■ **EXTRAIT**
=-=-=

Et pour que les livres ne soient pas les seuls dépositaires des mémoires, l'Institut national de l'audiovisuel dévoilera le 19 octobre prochain, un témoignage indédiat de Simone Veil, qui a été enregistré en 2006 dans les studios de Brie-sur-Marne, avant qu'elle n'écrive son autobiographie, où elle raconte les camps, et notamment l'évacuation dans ces trains bondés, sans nourriture et sans eau, en janvier 1945. On était entassés, et tellement entassés, que comme on se battait pour se faire un peu de tasses, on ne pouvait même pas s'asseoir, il y en avait qui essayait de vous jeter par-dessus la rambarde, pour se faire de la place, simplement, pour rester.
Ma sœur avait des traces de griffes, qu'il avait eu de certaines déportées, qu'il avait griffées, comme on était dans ces wagons tout à fait ouverts, mais on ne passait pas très loin des maisons, et les Tchèques, il y avait dû y avoir déjà plusieurs trains qui n'étaient pas assez hauts, ils nous ont envoyé du pain, ils ont envoyé ce qu'ils pouvaient, alors on recevait ce qui... pas tout, mais enfin, on recevait tout de même pas mal. Et du jour même, au moment où on passait la frontière, c'était fini. Et l'histoire de Simone Veil croise aussi l'histoire de votre famille, Elvin ?

=-=-=

■ **DONNÉES EXTRAITES**

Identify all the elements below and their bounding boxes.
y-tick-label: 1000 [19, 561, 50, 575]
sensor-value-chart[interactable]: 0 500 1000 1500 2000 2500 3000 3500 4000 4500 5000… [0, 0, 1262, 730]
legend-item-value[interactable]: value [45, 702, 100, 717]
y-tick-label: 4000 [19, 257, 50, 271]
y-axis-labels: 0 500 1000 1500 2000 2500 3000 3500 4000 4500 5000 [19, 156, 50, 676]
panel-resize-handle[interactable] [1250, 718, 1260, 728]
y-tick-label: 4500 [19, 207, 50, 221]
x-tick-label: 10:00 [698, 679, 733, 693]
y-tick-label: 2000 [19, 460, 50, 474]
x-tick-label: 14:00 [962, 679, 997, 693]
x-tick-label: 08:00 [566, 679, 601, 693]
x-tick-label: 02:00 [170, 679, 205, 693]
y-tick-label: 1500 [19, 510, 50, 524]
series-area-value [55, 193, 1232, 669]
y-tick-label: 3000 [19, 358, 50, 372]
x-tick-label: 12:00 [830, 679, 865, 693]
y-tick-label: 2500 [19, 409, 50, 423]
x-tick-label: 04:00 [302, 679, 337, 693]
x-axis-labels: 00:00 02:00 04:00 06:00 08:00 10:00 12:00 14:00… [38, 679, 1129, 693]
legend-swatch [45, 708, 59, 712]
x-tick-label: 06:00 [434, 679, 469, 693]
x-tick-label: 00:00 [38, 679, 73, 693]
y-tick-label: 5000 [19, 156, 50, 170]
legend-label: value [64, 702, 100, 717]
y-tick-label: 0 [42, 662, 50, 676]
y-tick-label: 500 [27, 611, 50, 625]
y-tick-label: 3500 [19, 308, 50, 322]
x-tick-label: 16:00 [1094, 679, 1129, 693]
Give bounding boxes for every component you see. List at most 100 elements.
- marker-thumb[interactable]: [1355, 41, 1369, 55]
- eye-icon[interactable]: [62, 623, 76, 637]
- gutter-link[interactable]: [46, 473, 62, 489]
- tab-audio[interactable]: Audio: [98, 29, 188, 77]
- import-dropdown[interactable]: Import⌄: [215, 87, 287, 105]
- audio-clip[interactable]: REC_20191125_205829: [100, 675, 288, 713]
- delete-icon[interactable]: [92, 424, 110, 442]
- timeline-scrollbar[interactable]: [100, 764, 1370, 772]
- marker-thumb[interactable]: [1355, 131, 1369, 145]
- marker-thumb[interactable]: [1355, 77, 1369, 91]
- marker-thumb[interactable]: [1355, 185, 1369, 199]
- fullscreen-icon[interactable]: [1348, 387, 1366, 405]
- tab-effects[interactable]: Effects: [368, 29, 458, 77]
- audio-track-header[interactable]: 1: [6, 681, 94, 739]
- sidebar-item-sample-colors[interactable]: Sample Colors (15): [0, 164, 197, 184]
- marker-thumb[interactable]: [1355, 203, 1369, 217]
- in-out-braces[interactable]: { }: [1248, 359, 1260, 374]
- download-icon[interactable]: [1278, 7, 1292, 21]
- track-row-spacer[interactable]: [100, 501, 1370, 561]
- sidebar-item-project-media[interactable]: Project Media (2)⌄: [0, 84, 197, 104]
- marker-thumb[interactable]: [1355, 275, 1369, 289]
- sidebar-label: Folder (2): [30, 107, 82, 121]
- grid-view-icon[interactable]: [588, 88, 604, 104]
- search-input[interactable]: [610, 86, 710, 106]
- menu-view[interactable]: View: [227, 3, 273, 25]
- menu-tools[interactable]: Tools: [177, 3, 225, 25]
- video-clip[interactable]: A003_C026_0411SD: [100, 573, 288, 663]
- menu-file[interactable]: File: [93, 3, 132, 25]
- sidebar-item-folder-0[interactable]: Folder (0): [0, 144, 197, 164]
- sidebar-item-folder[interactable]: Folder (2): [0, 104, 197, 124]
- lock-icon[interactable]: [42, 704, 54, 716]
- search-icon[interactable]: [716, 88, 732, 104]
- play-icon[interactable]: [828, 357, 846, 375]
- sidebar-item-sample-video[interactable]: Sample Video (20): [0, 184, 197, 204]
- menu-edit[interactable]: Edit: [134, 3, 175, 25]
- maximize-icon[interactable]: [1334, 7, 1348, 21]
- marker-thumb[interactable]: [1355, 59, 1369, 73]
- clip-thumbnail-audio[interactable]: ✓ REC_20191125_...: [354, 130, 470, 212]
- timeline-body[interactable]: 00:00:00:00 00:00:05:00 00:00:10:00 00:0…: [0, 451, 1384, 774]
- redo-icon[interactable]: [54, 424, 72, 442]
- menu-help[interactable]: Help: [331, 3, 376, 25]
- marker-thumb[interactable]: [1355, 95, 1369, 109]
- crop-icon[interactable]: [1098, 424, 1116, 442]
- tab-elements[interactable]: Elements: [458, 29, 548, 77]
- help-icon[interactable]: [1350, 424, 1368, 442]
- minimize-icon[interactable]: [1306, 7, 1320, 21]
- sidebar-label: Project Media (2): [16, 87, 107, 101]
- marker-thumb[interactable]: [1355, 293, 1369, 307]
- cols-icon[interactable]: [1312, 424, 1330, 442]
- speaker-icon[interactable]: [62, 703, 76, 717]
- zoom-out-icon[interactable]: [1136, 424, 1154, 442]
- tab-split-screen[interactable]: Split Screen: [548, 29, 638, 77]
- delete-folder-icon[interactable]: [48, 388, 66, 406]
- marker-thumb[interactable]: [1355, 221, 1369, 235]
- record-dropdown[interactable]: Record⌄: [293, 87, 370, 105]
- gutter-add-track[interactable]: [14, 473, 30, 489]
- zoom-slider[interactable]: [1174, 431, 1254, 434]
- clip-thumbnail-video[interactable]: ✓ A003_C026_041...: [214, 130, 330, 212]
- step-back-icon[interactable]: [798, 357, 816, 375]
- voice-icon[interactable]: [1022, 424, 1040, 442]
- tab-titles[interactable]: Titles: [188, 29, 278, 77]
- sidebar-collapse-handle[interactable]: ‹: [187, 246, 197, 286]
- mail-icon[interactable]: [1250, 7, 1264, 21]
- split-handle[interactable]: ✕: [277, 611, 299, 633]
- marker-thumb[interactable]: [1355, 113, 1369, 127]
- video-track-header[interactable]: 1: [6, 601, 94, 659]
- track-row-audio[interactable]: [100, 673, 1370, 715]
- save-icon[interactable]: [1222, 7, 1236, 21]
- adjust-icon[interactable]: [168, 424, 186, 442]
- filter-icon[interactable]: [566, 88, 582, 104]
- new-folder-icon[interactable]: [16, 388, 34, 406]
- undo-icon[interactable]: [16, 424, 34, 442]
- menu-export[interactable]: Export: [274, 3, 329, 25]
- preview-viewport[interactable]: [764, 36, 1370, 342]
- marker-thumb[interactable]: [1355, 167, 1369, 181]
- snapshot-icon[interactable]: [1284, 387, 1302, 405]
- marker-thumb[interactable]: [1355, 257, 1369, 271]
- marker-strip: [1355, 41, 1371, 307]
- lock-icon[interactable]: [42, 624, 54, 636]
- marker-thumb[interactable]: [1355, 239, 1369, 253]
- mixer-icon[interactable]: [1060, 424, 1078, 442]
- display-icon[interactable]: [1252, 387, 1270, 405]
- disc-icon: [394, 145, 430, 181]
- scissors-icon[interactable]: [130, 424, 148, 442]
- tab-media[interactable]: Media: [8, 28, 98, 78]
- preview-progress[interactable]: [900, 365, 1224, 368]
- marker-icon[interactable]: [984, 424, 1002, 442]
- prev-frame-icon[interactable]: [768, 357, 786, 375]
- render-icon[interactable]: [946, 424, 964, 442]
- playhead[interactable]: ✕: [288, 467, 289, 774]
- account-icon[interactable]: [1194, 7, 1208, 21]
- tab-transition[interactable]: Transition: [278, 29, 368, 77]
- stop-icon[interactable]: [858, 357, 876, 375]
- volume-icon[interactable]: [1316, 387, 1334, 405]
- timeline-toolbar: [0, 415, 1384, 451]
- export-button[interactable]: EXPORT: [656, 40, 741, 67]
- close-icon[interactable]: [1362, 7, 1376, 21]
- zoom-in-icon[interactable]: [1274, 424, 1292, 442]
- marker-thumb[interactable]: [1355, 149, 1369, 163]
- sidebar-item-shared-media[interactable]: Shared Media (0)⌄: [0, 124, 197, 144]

=-=-=

■ **CONSIGNES**
a. D'après l'extrait, en quelle année le témoignage de Simone Veil a-t-il été enregistré ?
b. Renommez « trains » en « convois » dans le passage de l'extrait qui va de « Et pour que » jusqu'à « simplement, pour rester. » inclus, puis recopiez ce passage.
c. Rédigez la suite de l'extrait consacré au témoignage de Simone Veil sur l'évacuation des camps, en commençant après sa dernière phrase.
Les entrées n'ont aucun rapport avec l'extrait.

■ **RÉPONSES**
a. Il a été enregistré en 2006.

b.
Et pour que les livres ne soient pas les seuls dépositaires des mémoires, l'Institut national de l'audiovisuel dévoilera le 19 octobre prochain, un témoignage indédiat de Simone Veil, qui a été enregistré en 2006 dans les studios de Brie-sur-Marne, avant qu'elle n'écrive son autobiographie, où elle raconte les camps, et notamment l'évacuation dans ces convois bondés, sans nourriture et sans eau, en janvier 1945. On était entassés, et tellement entassés, que comme on se battait pour se faire un peu de tasses, on ne pouvait même pas s'asseoir, il y en avait qui essayait de vous jeter par-dessus la rambarde, pour se faire de la place, simplement, pour rester.

c.
Moi, mon papa était un enfant caché, pendant la guerre, elle a été sauvée par des gens qui sont des justes aujourd'hui, on a fait une cérémonie pour les remercier, enfin, pour qu'ils deviennent des justes, et puis ma grand-mère était de Lituanie, russe, et les grands-parents ont été tués dans le ghetto de Varsovie, et par la Shoah par balle. Donc, peut-être que c'était aussi pour rendre hommage à ces gens-là, à mon père, enfin, pas volontairement, pas volontairement peut-être, mais en fait, plutôt pour... Mais c'était pas volontaire quand je l'ai fait, en fait, c'était pas ça, ma motivation. Je pense que... Pardon. C'était plus... Excusez-moi.
C'était de la transmission aussi ?
Oui, oui.
C'est la transmission. Et ce qu'il faut dire, ce qu'il faut préciser, c'est que le film d'Olivier Davant réussit à aborder frontalement tout ce dont on vient de parler. C'est exactement ça. Il réussit à filmer l'indicible, ce dont on pensait qu'on ne pouvait pas montrer, et il le montre de façon absolument admirable. Précisez aussi que Marceline Lauridan, que vous avez citée, est incarnée dans le film par Sylvie Testu.
Oui, merveilleuse Sylvie Testu.
Et Ginette est là aussi. Et Ginette Colinka est là. Et les retrouvailles sont merveilleuses.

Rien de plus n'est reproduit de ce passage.